Go through the material and pull out every line with the string "computer" in it.

**Material for this exercise:**
• • • • • • •
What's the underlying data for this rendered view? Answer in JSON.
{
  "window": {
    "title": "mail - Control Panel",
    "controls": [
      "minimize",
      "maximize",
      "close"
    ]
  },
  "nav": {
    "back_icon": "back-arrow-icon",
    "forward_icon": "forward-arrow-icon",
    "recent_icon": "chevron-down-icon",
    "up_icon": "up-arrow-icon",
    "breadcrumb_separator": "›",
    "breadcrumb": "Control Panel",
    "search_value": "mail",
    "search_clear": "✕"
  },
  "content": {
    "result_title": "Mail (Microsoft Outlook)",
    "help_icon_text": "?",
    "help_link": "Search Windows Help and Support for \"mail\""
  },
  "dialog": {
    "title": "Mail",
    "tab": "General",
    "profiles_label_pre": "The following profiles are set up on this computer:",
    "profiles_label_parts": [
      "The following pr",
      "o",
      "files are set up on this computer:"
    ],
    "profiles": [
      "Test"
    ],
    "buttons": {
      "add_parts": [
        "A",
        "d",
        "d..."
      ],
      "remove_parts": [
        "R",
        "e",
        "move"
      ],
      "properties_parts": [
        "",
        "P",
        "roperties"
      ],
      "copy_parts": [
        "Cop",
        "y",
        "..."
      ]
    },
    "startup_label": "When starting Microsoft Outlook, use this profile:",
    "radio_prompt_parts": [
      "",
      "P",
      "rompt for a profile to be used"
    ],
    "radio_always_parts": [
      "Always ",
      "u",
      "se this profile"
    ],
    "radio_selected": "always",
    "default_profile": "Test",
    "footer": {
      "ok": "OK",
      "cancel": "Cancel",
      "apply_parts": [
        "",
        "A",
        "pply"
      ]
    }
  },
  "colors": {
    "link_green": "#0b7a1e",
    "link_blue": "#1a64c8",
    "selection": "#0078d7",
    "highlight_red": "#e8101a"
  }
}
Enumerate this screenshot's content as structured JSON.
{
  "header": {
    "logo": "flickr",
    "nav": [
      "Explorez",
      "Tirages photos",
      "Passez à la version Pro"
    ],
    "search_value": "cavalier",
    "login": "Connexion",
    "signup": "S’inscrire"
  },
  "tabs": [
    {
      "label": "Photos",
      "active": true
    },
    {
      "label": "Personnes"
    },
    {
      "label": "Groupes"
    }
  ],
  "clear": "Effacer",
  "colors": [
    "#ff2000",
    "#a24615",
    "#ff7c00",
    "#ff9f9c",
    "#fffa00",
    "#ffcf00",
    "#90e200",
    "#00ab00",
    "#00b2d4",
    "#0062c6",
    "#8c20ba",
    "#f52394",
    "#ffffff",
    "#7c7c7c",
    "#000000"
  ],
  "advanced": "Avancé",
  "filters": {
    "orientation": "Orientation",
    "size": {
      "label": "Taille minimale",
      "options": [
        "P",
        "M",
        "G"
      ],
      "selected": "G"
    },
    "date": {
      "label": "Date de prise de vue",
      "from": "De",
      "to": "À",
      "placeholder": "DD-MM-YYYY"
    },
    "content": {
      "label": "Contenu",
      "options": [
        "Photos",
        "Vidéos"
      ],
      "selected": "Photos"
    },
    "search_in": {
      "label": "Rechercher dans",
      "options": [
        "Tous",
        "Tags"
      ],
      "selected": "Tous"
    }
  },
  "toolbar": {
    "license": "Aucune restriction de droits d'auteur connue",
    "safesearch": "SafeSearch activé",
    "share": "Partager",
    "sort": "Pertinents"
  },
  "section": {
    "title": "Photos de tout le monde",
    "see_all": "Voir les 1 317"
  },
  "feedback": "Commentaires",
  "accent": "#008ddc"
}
• • • • • • •
**Solved problem:**
    "profiles_label_pre": "The following profiles are set up on this computer:",
      "files are set up on this computer:"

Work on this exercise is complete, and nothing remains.